### Bagian Teks
%%
Mataram (ANTARA News) - Sekitar 140 anggota Jemaat Ahmadiyah Indonesia (JAI) Nusa Tenggara Barat (NTB) bershalat tarawih di pengungsian yang didiaminya sejak 2006 lalu.

Sejak rumah di Gegerung, Kecamatan Lingsar, Kabupaten Lombok Barat, dirusak dan dibakar masa tahun 2006, sampai sekarang mereka bertahan di asrama Transito, Majeluk, Mataram, karena belum berani pulang.

Jamiludin salah seorang JAI mengatakan, semua aktifitas keagamaan di lakukan di pengungsian termasuk shalat jumat, karena jumlah warga ahmadiyah dinilai cukup semukim, atau memenuhi syarat untuk mengadakan shalat Jumat.
%%
### Petunjuk Pengerjaan
• a. Jawablah pertanyaan berikut berdasarkan bagian teks:
(i) Kira-kira berapa anggota JAI NTB yang bershalat tarawih di pengungsian?
(ii) Di asrama mana mereka bertahan sampai sekarang?
(iii) Siapa yang mengatakan bahwa semua aktivitas keagamaan dilakukan di pengungsian?
• b. Tentukan apakah setiap pernyataan berikut sesuai dengan bagian teks. Jawab ya atau tidak, lalu kutip kata-kata dari bagian teks yang menjadi penentunya.
(i) Rumah mereka di Gegerung dirusak dan dibakar pada tahun 2006.
(ii) Shalat Jumat tidak diadakan di pengungsian.
(iii) Mereka sudah kembali ke rumah masing-masing.
• c. Tuliskan kembali dengan persis bagian teks yang dimulai dengan kata-kata "Mataram (ANTARA News)" dan berlanjut hingga kata-kata "mengadakan shalat Jumat.".
Baris-baris yang menyusul tidak diperlukan.

### Materi yang Ditampilkan
%%
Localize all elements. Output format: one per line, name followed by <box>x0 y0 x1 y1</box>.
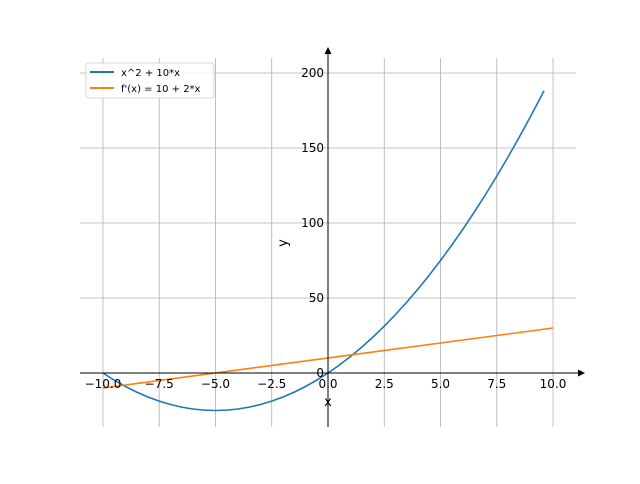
x-axis-arrow-icon <box>578 369 585 377</box>
x-axis-label: x <box>324 395 332 410</box>
y-tick-label: 0 <box>316 366 324 380</box>
x-tick-label: 0.0 <box>318 377 337 391</box>
legend: x^2 + 10*x f'(x) = 10 + 2*x <box>85 62 215 99</box>
y-tick-label: 200 <box>301 66 324 80</box>
y-axis-arrow-icon <box>324 47 332 54</box>
x-tick-label: −5.0 <box>201 377 230 391</box>
x-tick-label: −2.5 <box>257 377 286 391</box>
tick-labels: −10.0 −7.5 −5.0 −2.5 0.0 2.5 5.0 7.5 10.0 0 50 100 1… <box>85 66 567 391</box>
legend-frame <box>85 62 215 99</box>
x-tick-label: −7.5 <box>145 377 174 391</box>
y-tick-label: 50 <box>309 291 324 305</box>
y-tick-label: 100 <box>301 216 324 230</box>
series-line-0 <box>102 90 545 412</box>
axes <box>80 47 585 427</box>
x-tick-label: 7.5 <box>487 377 506 391</box>
x-tick-label: 2.5 <box>375 377 394 391</box>
legend-label-1: f'(x) = 10 + 2*x <box>121 84 201 95</box>
x-tick-label: −10.0 <box>85 377 122 391</box>
y-tick-label: 150 <box>301 141 324 155</box>
y-axis-label: y <box>276 239 291 247</box>
x-tick-label: 10.0 <box>540 377 567 391</box>
legend-label-0: x^2 + 10*x <box>121 68 180 79</box>
x-tick-label: 5.0 <box>431 377 450 391</box>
%%
### Jawaban
• a.
(i) Sekitar 140 anggota.
(ii) Di asrama Transito, Majeluk, Mataram.
(iii) Jamiludin.

• b.
(i) Ya: "Sejak rumah di Gegerung, Kecamatan Lingsar, Kabupaten Lombok Barat, dirusak dan dibakar masa tahun 2006"
(ii) Tidak: "semua aktifitas keagamaan di lakukan di pengungsian termasuk shalat jumat"
(iii) Tidak: "sampai sekarang mereka bertahan di asrama Transito, Majeluk, Mataram, karena belum berani pulang"

• c.
Mataram (ANTARA News) - Sekitar 140 anggota Jemaat Ahmadiyah Indonesia (JAI) Nusa Tenggara Barat (NTB) bershalat tarawih di pengungsian yang didiaminya sejak 2006 lalu.

Sejak rumah di Gegerung, Kecamatan Lingsar, Kabupaten Lombok Barat, dirusak dan dibakar masa tahun 2006, sampai sekarang mereka bertahan di asrama Transito, Majeluk, Mataram, karena belum berani pulang.

Jamiludin salah seorang JAI mengatakan, semua aktifitas keagamaan di lakukan di pengungsian termasuk shalat jumat, karena jumlah warga ahmadiyah dinilai cukup semukim, atau memenuhi syarat untuk mengadakan shalat Jumat.